STATED EXERCISE
Of all the lines here, how many include the string "class"? Answer with the number only.

THE INPUT

** Begin **

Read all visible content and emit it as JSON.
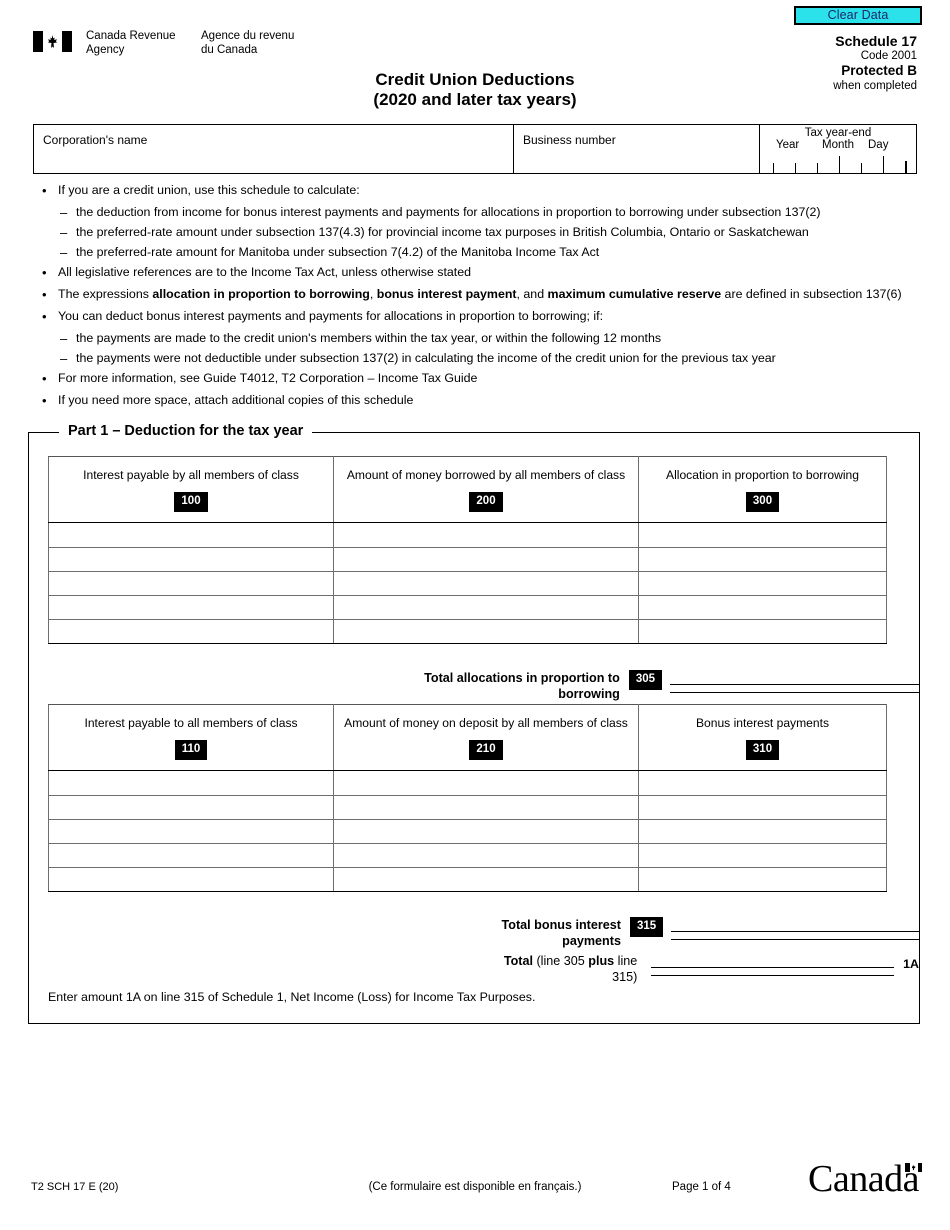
{
  "toolbar": {
    "clear_data_label": "Clear Data",
    "clear_data_bg": "#2ce2ea",
    "clear_data_text_color": "#1b2a6b"
  },
  "agency": {
    "name_en": "Canada Revenue\nAgency",
    "name_fr": "Agence du revenu\ndu Canada"
  },
  "header": {
    "schedule": "Schedule 17",
    "code": "Code 2001",
    "protected": "Protected B",
    "protected_note": "when completed",
    "title_line1": "Credit Union Deductions",
    "title_line2": "(2020 and later tax years)"
  },
  "identification": {
    "corporation_name_label": "Corporation's name",
    "corporation_name_value": "",
    "business_number_label": "Business number",
    "business_number_value": "",
    "tax_year_end_label": "Tax year-end",
    "year_label": "Year",
    "month_label": "Month",
    "day_label": "Day",
    "year_value": "",
    "month_value": "",
    "day_value": ""
  },
  "instructions": [
    {
      "type": "bullet",
      "text": "If you are a credit union, use this schedule to calculate:"
    },
    {
      "type": "dash",
      "text": "the deduction from income for bonus interest payments and payments for allocations in proportion to borrowing under subsection 137(2)"
    },
    {
      "type": "dash",
      "text": "the preferred-rate amount under subsection 137(4.3) for provincial income tax purposes in British Columbia, Ontario or Saskatchewan"
    },
    {
      "type": "dash",
      "text": "the preferred-rate amount for Manitoba under subsection 7(4.2) of the Manitoba Income Tax Act"
    },
    {
      "type": "bullet",
      "text": "All legislative references are to the Income Tax Act, unless otherwise stated"
    },
    {
      "type": "bullet",
      "html": true,
      "text": "The expressions <b>allocation in proportion to borrowing</b>, <b>bonus interest payment</b>, and <b>maximum cumulative reserve</b> are defined in subsection 137(6)"
    },
    {
      "type": "bullet",
      "text": "You can deduct bonus interest payments and payments for allocations in proportion to borrowing; if:"
    },
    {
      "type": "dash",
      "text": "the payments are made to the credit union's members within the tax year, or within the following 12 months"
    },
    {
      "type": "dash",
      "text": "the payments were not deductible under subsection 137(2) in calculating the income of the credit union for the previous tax year"
    },
    {
      "type": "bullet",
      "text": "For more information, see Guide T4012, T2 Corporation – Income Tax Guide"
    },
    {
      "type": "bullet",
      "text": "If you need more space, attach additional copies of this schedule"
    }
  ],
  "part1": {
    "legend": "Part 1 – Deduction for the tax year",
    "table1": {
      "columns": [
        {
          "label": "Interest payable by all members of class",
          "code": "100"
        },
        {
          "label": "Amount of money borrowed by all members of class",
          "code": "200"
        },
        {
          "label": "Allocation in proportion to borrowing",
          "code": "300"
        }
      ],
      "rows": [
        [
          "",
          "",
          ""
        ],
        [
          "",
          "",
          ""
        ],
        [
          "",
          "",
          ""
        ],
        [
          "",
          "",
          ""
        ],
        [
          "",
          "",
          ""
        ]
      ]
    },
    "total_allocations": {
      "label": "Total allocations in proportion to borrowing",
      "code": "305",
      "value": ""
    },
    "table2": {
      "columns": [
        {
          "label": "Interest payable to all members of class",
          "code": "110"
        },
        {
          "label": "Amount of money on deposit by all members of class",
          "code": "210"
        },
        {
          "label": "Bonus interest payments",
          "code": "310"
        }
      ],
      "rows": [
        [
          "",
          "",
          ""
        ],
        [
          "",
          "",
          ""
        ],
        [
          "",
          "",
          ""
        ],
        [
          "",
          "",
          ""
        ],
        [
          "",
          "",
          ""
        ]
      ]
    },
    "total_bonus": {
      "label": "Total bonus interest payments",
      "code": "315",
      "value": ""
    },
    "grand_total": {
      "label_bold": "Total",
      "label_rest": " (line 305 ",
      "label_bold2": "plus",
      "label_rest2": " line 315)",
      "value": "",
      "tag": "1A"
    },
    "enter_note": "Enter amount 1A on line 315 of Schedule 1, Net Income (Loss) for Income Tax Purposes."
  },
  "footer": {
    "form_code": "T2 SCH 17 E (20)",
    "french_note": "(Ce formulaire est disponible en français.)",
    "page": "Page 1 of 4",
    "wordmark": "Canad"
  }
}
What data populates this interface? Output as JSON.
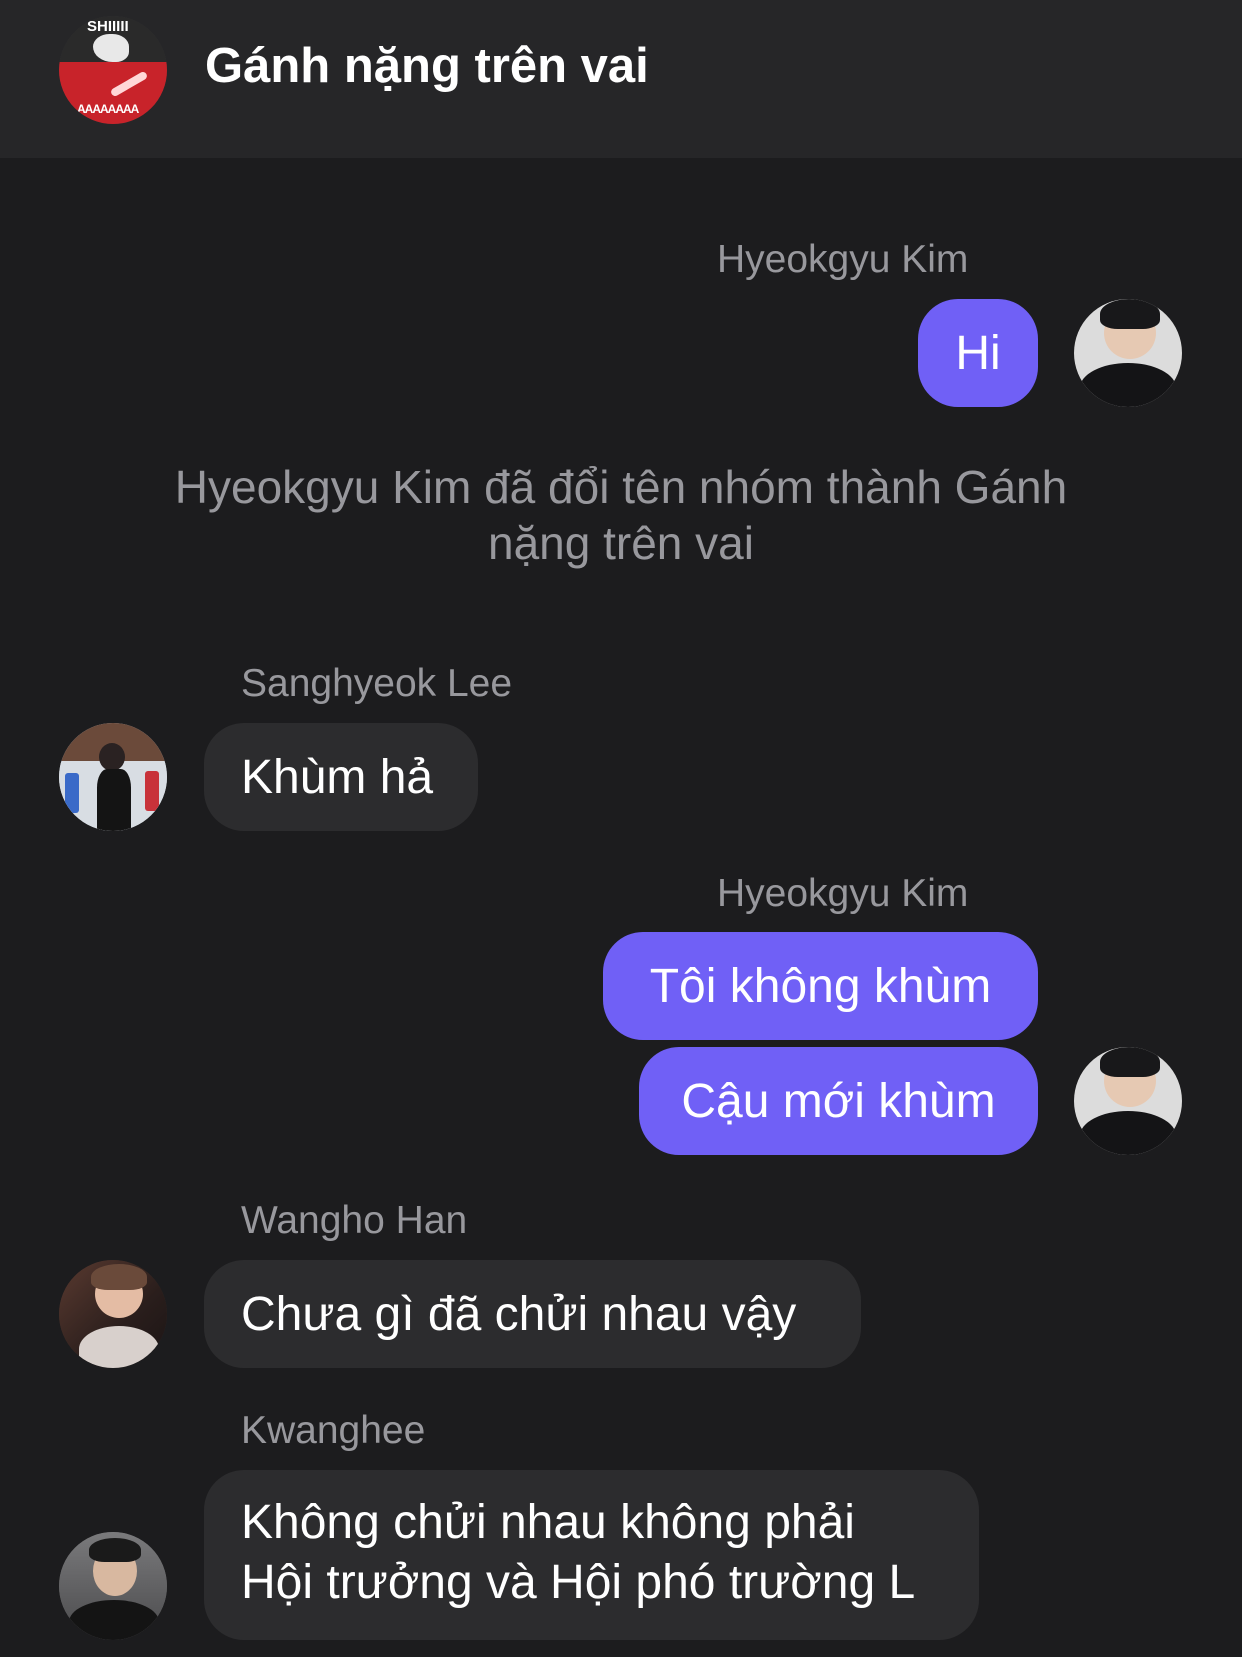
{
  "header": {
    "title": "Gánh nặng trên vai",
    "avatar_text_top": "SHIIIII",
    "avatar_text_bottom": "AAAAAAAA"
  },
  "messages": [
    {
      "sender": "Hyeokgyu Kim",
      "direction": "out",
      "text": "Hi"
    },
    {
      "system": "Hyeokgyu Kim đã đổi tên nhóm thành Gánh nặng trên vai"
    },
    {
      "sender": "Sanghyeok Lee",
      "direction": "in",
      "text": "Khùm hả"
    },
    {
      "sender": "Hyeokgyu Kim",
      "direction": "out",
      "text": "Tôi không khùm"
    },
    {
      "sender": "Hyeokgyu Kim",
      "direction": "out",
      "text": "Cậu mới khùm"
    },
    {
      "sender": "Wangho Han",
      "direction": "in",
      "text": "Chưa gì đã chửi nhau vậy"
    },
    {
      "sender": "Kwanghee",
      "direction": "in",
      "text_lines": [
        "Không chửi nhau không phải",
        "Hội trưởng và Hội phó trường L"
      ]
    }
  ],
  "colors": {
    "background": "#1c1c1e",
    "header": "#262628",
    "outgoing_bubble": "#7060f6",
    "incoming_bubble": "#2c2c2e",
    "secondary_text": "#98989d"
  }
}
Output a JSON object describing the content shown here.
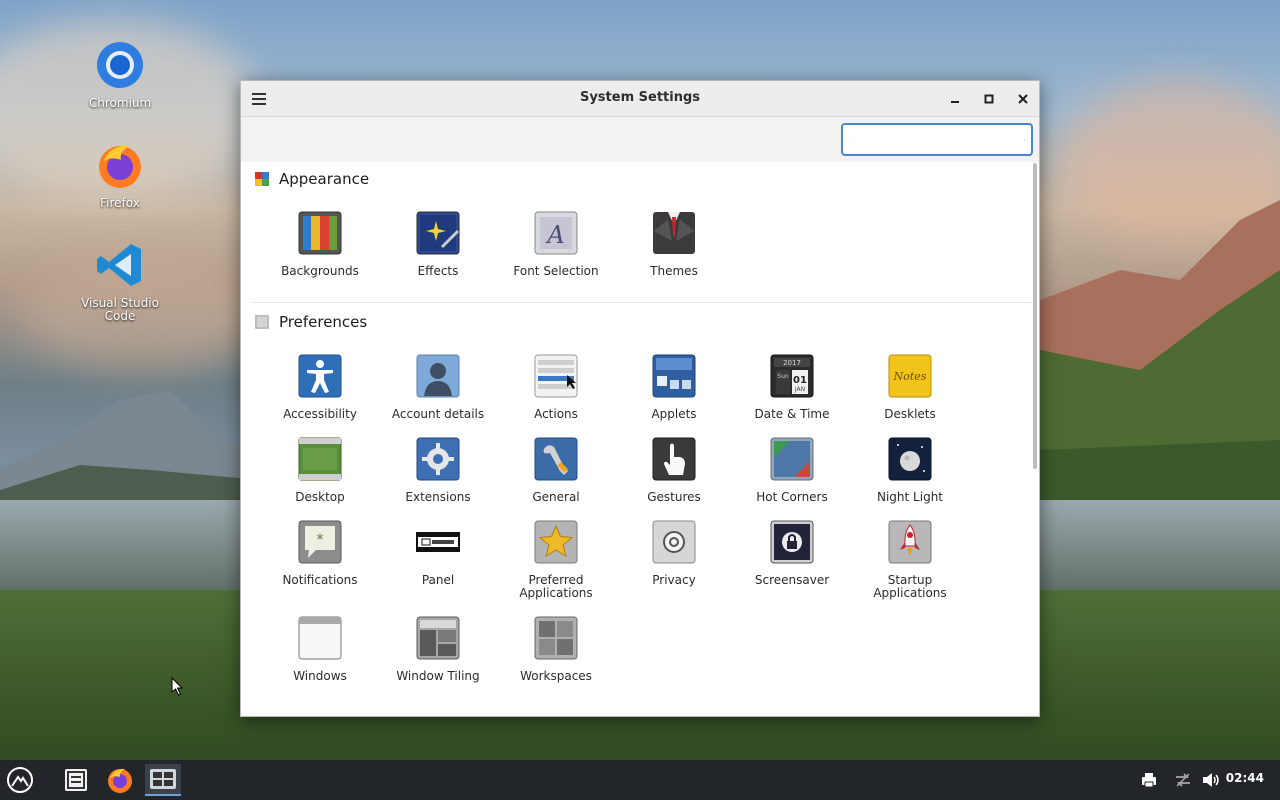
{
  "desktop": {
    "icons": [
      {
        "label": "Chromium",
        "icon": "chromium-icon"
      },
      {
        "label": "Firefox",
        "icon": "firefox-icon"
      },
      {
        "label": "Visual Studio Code",
        "icon": "vscode-icon"
      }
    ]
  },
  "window": {
    "title": "System Settings",
    "search": {
      "value": "",
      "placeholder": ""
    },
    "sections": [
      {
        "title": "Appearance",
        "items": [
          {
            "label": "Backgrounds",
            "icon": "backgrounds-icon"
          },
          {
            "label": "Effects",
            "icon": "effects-icon"
          },
          {
            "label": "Font Selection",
            "icon": "font-selection-icon"
          },
          {
            "label": "Themes",
            "icon": "themes-icon"
          }
        ]
      },
      {
        "title": "Preferences",
        "items": [
          {
            "label": "Accessibility",
            "icon": "accessibility-icon"
          },
          {
            "label": "Account details",
            "icon": "account-details-icon"
          },
          {
            "label": "Actions",
            "icon": "actions-icon"
          },
          {
            "label": "Applets",
            "icon": "applets-icon"
          },
          {
            "label": "Date & Time",
            "icon": "date-time-icon"
          },
          {
            "label": "Desklets",
            "icon": "desklets-icon"
          },
          {
            "label": "Desktop",
            "icon": "desktop-icon"
          },
          {
            "label": "Extensions",
            "icon": "extensions-icon"
          },
          {
            "label": "General",
            "icon": "general-icon"
          },
          {
            "label": "Gestures",
            "icon": "gestures-icon"
          },
          {
            "label": "Hot Corners",
            "icon": "hot-corners-icon"
          },
          {
            "label": "Night Light",
            "icon": "night-light-icon"
          },
          {
            "label": "Notifications",
            "icon": "notifications-icon"
          },
          {
            "label": "Panel",
            "icon": "panel-icon"
          },
          {
            "label": "Preferred Applications",
            "icon": "preferred-applications-icon"
          },
          {
            "label": "Privacy",
            "icon": "privacy-icon"
          },
          {
            "label": "Screensaver",
            "icon": "screensaver-icon"
          },
          {
            "label": "Startup Applications",
            "icon": "startup-applications-icon"
          },
          {
            "label": "Windows",
            "icon": "windows-icon"
          },
          {
            "label": "Window Tiling",
            "icon": "window-tiling-icon"
          },
          {
            "label": "Workspaces",
            "icon": "workspaces-icon"
          }
        ]
      }
    ]
  },
  "date_time_icon_text": {
    "year": "2017",
    "month": "JAN",
    "day": "01",
    "weekday": "Sun"
  },
  "desklets_icon_text": "Notes",
  "taskbar": {
    "clock": "02:44",
    "apps": [
      "menu-icon",
      "file-manager-icon",
      "firefox-icon",
      "system-settings-icon"
    ],
    "tray": [
      "printer-icon",
      "network-icon",
      "volume-icon"
    ]
  },
  "colors": {
    "accent": "#4a86c8",
    "taskbar": "#22262a",
    "titlebar": "#eeedeb"
  }
}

** End **

IN RESPONSE
4